## BEGIN RECORDS FOR THE EXERCISE

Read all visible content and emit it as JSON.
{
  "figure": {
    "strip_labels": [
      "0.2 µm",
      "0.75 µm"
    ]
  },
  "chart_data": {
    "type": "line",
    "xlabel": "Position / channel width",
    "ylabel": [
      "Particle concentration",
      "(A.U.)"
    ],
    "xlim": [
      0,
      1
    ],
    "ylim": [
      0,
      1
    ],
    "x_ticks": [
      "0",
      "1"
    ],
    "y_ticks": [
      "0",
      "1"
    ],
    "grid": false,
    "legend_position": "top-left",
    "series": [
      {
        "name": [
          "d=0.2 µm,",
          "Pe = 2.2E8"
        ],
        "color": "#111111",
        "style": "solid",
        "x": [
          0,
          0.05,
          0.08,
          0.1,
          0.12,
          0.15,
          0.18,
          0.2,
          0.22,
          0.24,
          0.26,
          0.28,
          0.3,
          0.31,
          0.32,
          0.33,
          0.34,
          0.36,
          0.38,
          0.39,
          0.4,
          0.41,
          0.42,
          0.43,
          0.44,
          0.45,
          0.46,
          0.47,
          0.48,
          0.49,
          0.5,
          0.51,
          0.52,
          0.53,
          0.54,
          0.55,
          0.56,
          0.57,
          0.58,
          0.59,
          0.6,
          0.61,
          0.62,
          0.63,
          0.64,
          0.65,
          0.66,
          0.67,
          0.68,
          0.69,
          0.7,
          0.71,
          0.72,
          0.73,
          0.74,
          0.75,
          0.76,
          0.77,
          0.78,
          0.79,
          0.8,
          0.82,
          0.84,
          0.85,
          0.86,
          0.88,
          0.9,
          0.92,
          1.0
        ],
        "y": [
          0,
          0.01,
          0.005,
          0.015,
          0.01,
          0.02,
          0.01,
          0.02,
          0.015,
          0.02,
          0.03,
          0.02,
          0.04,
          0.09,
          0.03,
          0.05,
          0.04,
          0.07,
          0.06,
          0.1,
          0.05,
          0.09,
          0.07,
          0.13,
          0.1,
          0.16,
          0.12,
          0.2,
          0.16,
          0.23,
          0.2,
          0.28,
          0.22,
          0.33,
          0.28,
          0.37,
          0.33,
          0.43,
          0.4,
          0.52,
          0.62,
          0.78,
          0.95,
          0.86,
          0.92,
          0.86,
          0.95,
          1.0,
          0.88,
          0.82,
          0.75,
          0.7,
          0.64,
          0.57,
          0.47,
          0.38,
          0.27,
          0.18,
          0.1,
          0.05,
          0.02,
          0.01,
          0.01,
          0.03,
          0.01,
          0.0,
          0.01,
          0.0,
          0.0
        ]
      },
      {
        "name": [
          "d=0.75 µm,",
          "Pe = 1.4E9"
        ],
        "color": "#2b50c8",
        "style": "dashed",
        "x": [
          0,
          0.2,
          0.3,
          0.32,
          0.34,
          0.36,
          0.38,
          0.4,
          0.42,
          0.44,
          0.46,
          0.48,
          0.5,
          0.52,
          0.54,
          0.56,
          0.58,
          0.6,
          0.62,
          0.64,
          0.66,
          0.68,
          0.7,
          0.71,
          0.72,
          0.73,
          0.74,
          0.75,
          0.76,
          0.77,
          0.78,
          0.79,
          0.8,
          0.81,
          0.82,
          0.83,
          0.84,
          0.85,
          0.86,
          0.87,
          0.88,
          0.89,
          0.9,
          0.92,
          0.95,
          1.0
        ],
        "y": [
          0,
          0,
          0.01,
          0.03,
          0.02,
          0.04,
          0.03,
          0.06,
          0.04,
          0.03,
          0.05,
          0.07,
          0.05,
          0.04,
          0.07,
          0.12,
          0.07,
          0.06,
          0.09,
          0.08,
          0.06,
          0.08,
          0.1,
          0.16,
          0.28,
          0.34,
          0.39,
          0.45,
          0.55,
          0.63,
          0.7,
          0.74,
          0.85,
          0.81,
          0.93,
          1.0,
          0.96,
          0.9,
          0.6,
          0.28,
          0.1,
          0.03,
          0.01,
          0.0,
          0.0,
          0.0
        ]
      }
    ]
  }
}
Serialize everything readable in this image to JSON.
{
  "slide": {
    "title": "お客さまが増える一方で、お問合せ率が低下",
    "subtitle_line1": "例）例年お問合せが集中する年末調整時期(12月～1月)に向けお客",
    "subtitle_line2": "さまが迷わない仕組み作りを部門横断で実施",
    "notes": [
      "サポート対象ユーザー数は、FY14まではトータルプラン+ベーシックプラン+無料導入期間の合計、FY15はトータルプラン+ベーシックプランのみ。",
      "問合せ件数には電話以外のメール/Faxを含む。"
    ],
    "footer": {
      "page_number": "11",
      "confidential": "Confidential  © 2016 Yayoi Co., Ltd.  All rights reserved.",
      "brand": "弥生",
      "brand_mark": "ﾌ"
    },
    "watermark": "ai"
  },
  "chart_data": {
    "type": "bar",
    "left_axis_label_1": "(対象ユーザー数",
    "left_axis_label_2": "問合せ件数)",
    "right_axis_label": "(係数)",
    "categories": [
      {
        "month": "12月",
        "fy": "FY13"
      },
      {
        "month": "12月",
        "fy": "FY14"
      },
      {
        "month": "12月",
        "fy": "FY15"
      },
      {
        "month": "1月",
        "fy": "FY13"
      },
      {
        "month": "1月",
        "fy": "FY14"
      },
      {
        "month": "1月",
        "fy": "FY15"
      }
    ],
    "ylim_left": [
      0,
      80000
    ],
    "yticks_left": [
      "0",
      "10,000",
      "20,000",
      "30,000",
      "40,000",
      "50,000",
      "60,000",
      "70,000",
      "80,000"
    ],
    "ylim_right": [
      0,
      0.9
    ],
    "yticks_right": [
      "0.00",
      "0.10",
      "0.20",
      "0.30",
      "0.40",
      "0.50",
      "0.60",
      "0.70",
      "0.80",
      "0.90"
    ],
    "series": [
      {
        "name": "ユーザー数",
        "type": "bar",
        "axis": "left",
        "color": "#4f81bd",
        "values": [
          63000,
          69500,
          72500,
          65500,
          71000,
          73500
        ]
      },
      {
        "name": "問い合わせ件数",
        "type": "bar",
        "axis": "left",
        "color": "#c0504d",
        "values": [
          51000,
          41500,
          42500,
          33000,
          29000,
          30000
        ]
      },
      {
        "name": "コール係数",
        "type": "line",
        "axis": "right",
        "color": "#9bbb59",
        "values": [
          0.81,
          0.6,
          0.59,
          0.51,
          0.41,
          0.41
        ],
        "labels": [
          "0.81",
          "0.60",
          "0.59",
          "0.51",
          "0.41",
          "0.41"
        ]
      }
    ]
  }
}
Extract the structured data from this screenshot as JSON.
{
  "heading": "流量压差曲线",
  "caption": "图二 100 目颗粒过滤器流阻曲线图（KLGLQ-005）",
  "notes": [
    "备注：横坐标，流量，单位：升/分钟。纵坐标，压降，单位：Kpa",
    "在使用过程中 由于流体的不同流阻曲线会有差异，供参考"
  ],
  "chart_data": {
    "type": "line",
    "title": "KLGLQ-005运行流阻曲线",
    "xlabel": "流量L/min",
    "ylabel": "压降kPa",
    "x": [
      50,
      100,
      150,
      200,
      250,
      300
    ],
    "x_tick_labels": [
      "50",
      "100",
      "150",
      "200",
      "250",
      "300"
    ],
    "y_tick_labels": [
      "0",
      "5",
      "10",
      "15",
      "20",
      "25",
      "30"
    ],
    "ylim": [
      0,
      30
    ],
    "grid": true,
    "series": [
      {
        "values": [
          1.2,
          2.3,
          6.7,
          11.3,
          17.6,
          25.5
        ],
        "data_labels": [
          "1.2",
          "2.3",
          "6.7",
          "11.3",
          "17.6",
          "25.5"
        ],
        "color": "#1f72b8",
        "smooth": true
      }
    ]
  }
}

## END RECORDS FOR THE EXERCISE

#### WRITTEN EXERCISE
Without changing a word, restate the whole listing.

#### EXERCISE ANSWER
Read all visible content and emit it as JSON.
{
  "figure": {
    "strip_labels": [
      "0.2 µm",
      "0.75 µm"
    ]
  },
  "chart_data": {
    "type": "line",
    "xlabel": "Position / channel width",
    "ylabel": [
      "Particle concentration",
      "(A.U.)"
    ],
    "xlim": [
      0,
      1
    ],
    "ylim": [
      0,
      1
    ],
    "x_ticks": [
      "0",
      "1"
    ],
    "y_ticks": [
      "0",
      "1"
    ],
    "grid": false,
    "legend_position": "top-left",
    "series": [
      {
        "name": [
          "d=0.2 µm,",
          "Pe = 2.2E8"
        ],
        "color": "#111111",
        "style": "solid",
        "x": [
          0,
          0.05,
          0.08,
          0.1,
          0.12,
          0.15,
          0.18,
          0.2,
          0.22,
          0.24,
          0.26,
          0.28,
          0.3,
          0.31,
          0.32,
          0.33,
          0.34,
          0.36,
          0.38,
          0.39,
          0.4,
          0.41,
          0.42,
          0.43,
          0.44,
          0.45,
          0.46,
          0.47,
          0.48,
          0.49,
          0.5,
          0.51,
          0.52,
          0.53,
          0.54,
          0.55,
          0.56,
          0.57,
          0.58,
          0.59,
          0.6,
          0.61,
          0.62,
          0.63,
          0.64,
          0.65,
          0.66,
          0.67,
          0.68,
          0.69,
          0.7,
          0.71,
          0.72,
          0.73,
          0.74,
          0.75,
          0.76,
          0.77,
          0.78,
          0.79,
          0.8,
          0.82,
          0.84,
          0.85,
          0.86,
          0.88,
          0.9,
          0.92,
          1.0
        ],
        "y": [
          0,
          0.01,
          0.005,
          0.015,
          0.01,
          0.02,
          0.01,
          0.02,
          0.015,
          0.02,
          0.03,
          0.02,
          0.04,
          0.09,
          0.03,
          0.05,
          0.04,
          0.07,
          0.06,
          0.1,
          0.05,
          0.09,
          0.07,
          0.13,
          0.1,
          0.16,
          0.12,
          0.2,
          0.16,
          0.23,
          0.2,
          0.28,
          0.22,
          0.33,
          0.28,
          0.37,
          0.33,
          0.43,
          0.4,
          0.52,
          0.62,
          0.78,
          0.95,
          0.86,
          0.92,
          0.86,
          0.95,
          1.0,
          0.88,
          0.82,
          0.75,
          0.7,
          0.64,
          0.57,
          0.47,
          0.38,
          0.27,
          0.18,
          0.1,
          0.05,
          0.02,
          0.01,
          0.01,
          0.03,
          0.01,
          0.0,
          0.01,
          0.0,
          0.0
        ]
      },
      {
        "name": [
          "d=0.75 µm,",
          "Pe = 1.4E9"
        ],
        "color": "#2b50c8",
        "style": "dashed",
        "x": [
          0,
          0.2,
          0.3,
          0.32,
          0.34,
          0.36,
          0.38,
          0.4,
          0.42,
          0.44,
          0.46,
          0.48,
          0.5,
          0.52,
          0.54,
          0.56,
          0.58,
          0.6,
          0.62,
          0.64,
          0.66,
          0.68,
          0.7,
          0.71,
          0.72,
          0.73,
          0.74,
          0.75,
          0.76,
          0.77,
          0.78,
          0.79,
          0.8,
          0.81,
          0.82,
          0.83,
          0.84,
          0.85,
          0.86,
          0.87,
          0.88,
          0.89,
          0.9,
          0.92,
          0.95,
          1.0
        ],
        "y": [
          0,
          0,
          0.01,
          0.03,
          0.02,
          0.04,
          0.03,
          0.06,
          0.04,
          0.03,
          0.05,
          0.07,
          0.05,
          0.04,
          0.07,
          0.12,
          0.07,
          0.06,
          0.09,
          0.08,
          0.06,
          0.08,
          0.1,
          0.16,
          0.28,
          0.34,
          0.39,
          0.45,
          0.55,
          0.63,
          0.7,
          0.74,
          0.85,
          0.81,
          0.93,
          1.0,
          0.96,
          0.9,
          0.6,
          0.28,
          0.1,
          0.03,
          0.01,
          0.0,
          0.0,
          0.0
        ]
      }
    ]
  }
}
Serialize everything readable in this image to JSON.
{
  "slide": {
    "title": "お客さまが増える一方で、お問合せ率が低下",
    "subtitle_line1": "例）例年お問合せが集中する年末調整時期(12月～1月)に向けお客",
    "subtitle_line2": "さまが迷わない仕組み作りを部門横断で実施",
    "notes": [
      "サポート対象ユーザー数は、FY14まではトータルプラン+ベーシックプラン+無料導入期間の合計、FY15はトータルプラン+ベーシックプランのみ。",
      "問合せ件数には電話以外のメール/Faxを含む。"
    ],
    "footer": {
      "page_number": "11",
      "confidential": "Confidential  © 2016 Yayoi Co., Ltd.  All rights reserved.",
      "brand": "弥生",
      "brand_mark": "ﾌ"
    },
    "watermark": "ai"
  },
  "chart_data": {
    "type": "bar",
    "left_axis_label_1": "(対象ユーザー数",
    "left_axis_label_2": "問合せ件数)",
    "right_axis_label": "(係数)",
    "categories": [
      {
        "month": "12月",
        "fy": "FY13"
      },
      {
        "month": "12月",
        "fy": "FY14"
      },
      {
        "month": "12月",
        "fy": "FY15"
      },
      {
        "month": "1月",
        "fy": "FY13"
      },
      {
        "month": "1月",
        "fy": "FY14"
      },
      {
        "month": "1月",
        "fy": "FY15"
      }
    ],
    "ylim_left": [
      0,
      80000
    ],
    "yticks_left": [
      "0",
      "10,000",
      "20,000",
      "30,000",
      "40,000",
      "50,000",
      "60,000",
      "70,000",
      "80,000"
    ],
    "ylim_right": [
      0,
      0.9
    ],
    "yticks_right": [
      "0.00",
      "0.10",
      "0.20",
      "0.30",
      "0.40",
      "0.50",
      "0.60",
      "0.70",
      "0.80",
      "0.90"
    ],
    "series": [
      {
        "name": "ユーザー数",
        "type": "bar",
        "axis": "left",
        "color": "#4f81bd",
        "values": [
          63000,
          69500,
          72500,
          65500,
          71000,
          73500
        ]
      },
      {
        "name": "問い合わせ件数",
        "type": "bar",
        "axis": "left",
        "color": "#c0504d",
        "values": [
          51000,
          41500,
          42500,
          33000,
          29000,
          30000
        ]
      },
      {
        "name": "コール係数",
        "type": "line",
        "axis": "right",
        "color": "#9bbb59",
        "values": [
          0.81,
          0.6,
          0.59,
          0.51,
          0.41,
          0.41
        ],
        "labels": [
          "0.81",
          "0.60",
          "0.59",
          "0.51",
          "0.41",
          "0.41"
        ]
      }
    ]
  }
}
Extract the structured data from this screenshot as JSON.
{
  "heading": "流量压差曲线",
  "caption": "图二 100 目颗粒过滤器流阻曲线图（KLGLQ-005）",
  "notes": [
    "备注：横坐标，流量，单位：升/分钟。纵坐标，压降，单位：Kpa",
    "在使用过程中 由于流体的不同流阻曲线会有差异，供参考"
  ],
  "chart_data": {
    "type": "line",
    "title": "KLGLQ-005运行流阻曲线",
    "xlabel": "流量L/min",
    "ylabel": "压降kPa",
    "x": [
      50,
      100,
      150,
      200,
      250,
      300
    ],
    "x_tick_labels": [
      "50",
      "100",
      "150",
      "200",
      "250",
      "300"
    ],
    "y_tick_labels": [
      "0",
      "5",
      "10",
      "15",
      "20",
      "25",
      "30"
    ],
    "ylim": [
      0,
      30
    ],
    "grid": true,
    "series": [
      {
        "values": [
          1.2,
          2.3,
          6.7,
          11.3,
          17.6,
          25.5
        ],
        "data_labels": [
          "1.2",
          "2.3",
          "6.7",
          "11.3",
          "17.6",
          "25.5"
        ],
        "color": "#1f72b8",
        "smooth": true
      }
    ]
  }
}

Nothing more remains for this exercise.